Task instructions → From the entries that follow, extract each line holding the string "NumericRealValue".

Material for this exercise →
◇ ◇ ◇

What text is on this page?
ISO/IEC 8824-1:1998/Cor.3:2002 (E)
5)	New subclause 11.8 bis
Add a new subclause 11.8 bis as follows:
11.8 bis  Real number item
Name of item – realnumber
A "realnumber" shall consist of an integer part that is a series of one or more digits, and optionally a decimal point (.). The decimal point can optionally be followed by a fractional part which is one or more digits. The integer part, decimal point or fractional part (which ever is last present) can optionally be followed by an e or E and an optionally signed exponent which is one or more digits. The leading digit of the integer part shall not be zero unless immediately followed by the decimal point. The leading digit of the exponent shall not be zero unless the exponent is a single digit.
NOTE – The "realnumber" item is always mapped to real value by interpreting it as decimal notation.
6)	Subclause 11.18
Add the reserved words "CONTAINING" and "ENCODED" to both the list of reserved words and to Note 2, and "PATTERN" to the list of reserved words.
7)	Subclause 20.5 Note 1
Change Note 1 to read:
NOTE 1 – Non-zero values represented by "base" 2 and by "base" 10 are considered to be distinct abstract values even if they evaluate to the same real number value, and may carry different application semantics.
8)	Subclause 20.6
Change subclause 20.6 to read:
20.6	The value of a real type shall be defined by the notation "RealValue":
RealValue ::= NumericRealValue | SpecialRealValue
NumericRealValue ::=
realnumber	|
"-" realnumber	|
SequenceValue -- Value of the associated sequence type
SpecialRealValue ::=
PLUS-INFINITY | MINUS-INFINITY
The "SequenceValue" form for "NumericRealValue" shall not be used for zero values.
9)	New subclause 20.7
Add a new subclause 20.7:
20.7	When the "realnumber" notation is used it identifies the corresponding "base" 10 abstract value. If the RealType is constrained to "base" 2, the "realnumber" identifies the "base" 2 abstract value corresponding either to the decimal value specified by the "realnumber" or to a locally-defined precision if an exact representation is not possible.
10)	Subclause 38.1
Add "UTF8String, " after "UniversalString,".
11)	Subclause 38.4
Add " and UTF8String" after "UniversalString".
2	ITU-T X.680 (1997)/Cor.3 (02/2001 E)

◇ ◇ ◇

Response to this exercise →
RealValue ::= NumericRealValue | SpecialRealValue
NumericRealValue ::=
The "SequenceValue" form for "NumericRealValue" shall not be used for zero values.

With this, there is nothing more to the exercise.